■ DIRECTIVE: Identify every line containing the word "оценка" and reproduce each one.

■ TASK MATERIAL:
== == ==

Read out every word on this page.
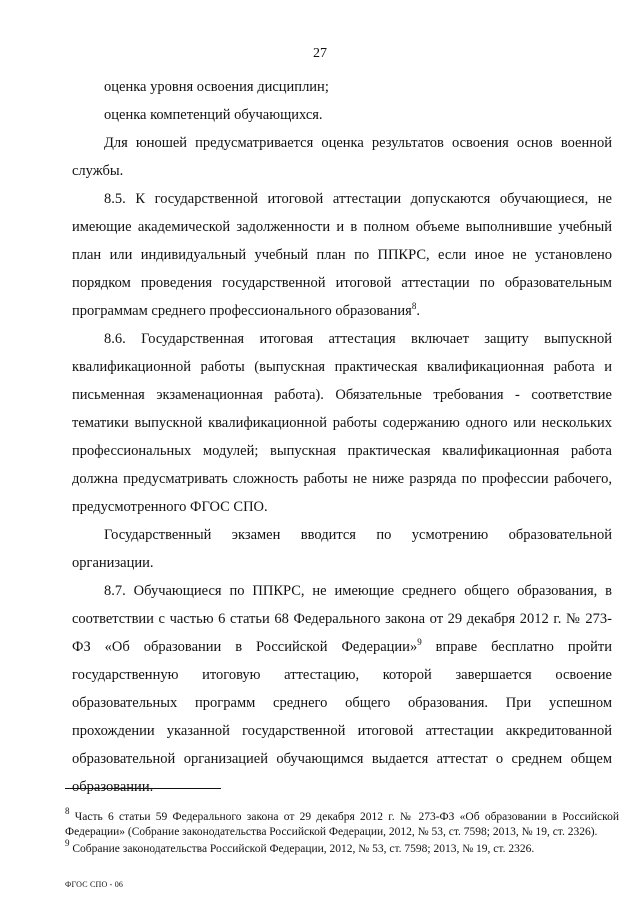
27

оценка уровня освоения дисциплин;

оценка компетенций обучающихся.

Для юношей предусматривается оценка результатов освоения основ военной службы.

8.5. К государственной итоговой аттестации допускаются обучающиеся, не имеющие академической задолженности и в полном объеме выполнившие учебный план или индивидуальный учебный план по ППКРС, если иное не установлено порядком проведения государственной итоговой аттестации по образовательным программам среднего профессионального образования$^8$.

8.6. Государственная итоговая аттестация включает защиту выпускной квалификационной работы (выпускная практическая квалификационная работа и письменная экзаменационная работа). Обязательные требования - соответствие тематики выпускной квалификационной работы содержанию одного или нескольких профессиональных модулей; выпускная практическая квалификационная работа должна предусматривать сложность работы не ниже разряда по профессии рабочего, предусмотренного ФГОС СПО.

Государственный экзамен вводится по усмотрению образовательной организации.

8.7. Обучающиеся по ППКРС, не имеющие среднего общего образования, в соответствии с частью 6 статьи 68 Федерального закона от 29 декабря 2012 г. № 273-ФЗ «Об образовании в Российской Федерации»$^9$ вправе бесплатно пройти государственную итоговую аттестацию, которой завершается освоение образовательных программ среднего общего образования. При успешном прохождении указанной государственной итоговой аттестации аккредитованной образовательной организацией обучающимся выдается аттестат о среднем общем образовании.

$^8$ Часть 6 статьи 59 Федерального закона от 29 декабря 2012 г. № 273-ФЗ «Об образовании в Российской Федерации» (Собрание законодательства Российской Федерации, 2012, № 53, ст. 7598; 2013, № 19, ст. 2326).

$^9$ Собрание законодательства Российской Федерации, 2012, № 53, ст. 7598; 2013, № 19, ст. 2326.

ФГОС СПО - 06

== == ==

■ IN RESPONSE:
оценка уровня освоения дисциплин;
оценка компетенций обучающихся.
Для юношей предусматривается оценка результатов освоения основ военной службы.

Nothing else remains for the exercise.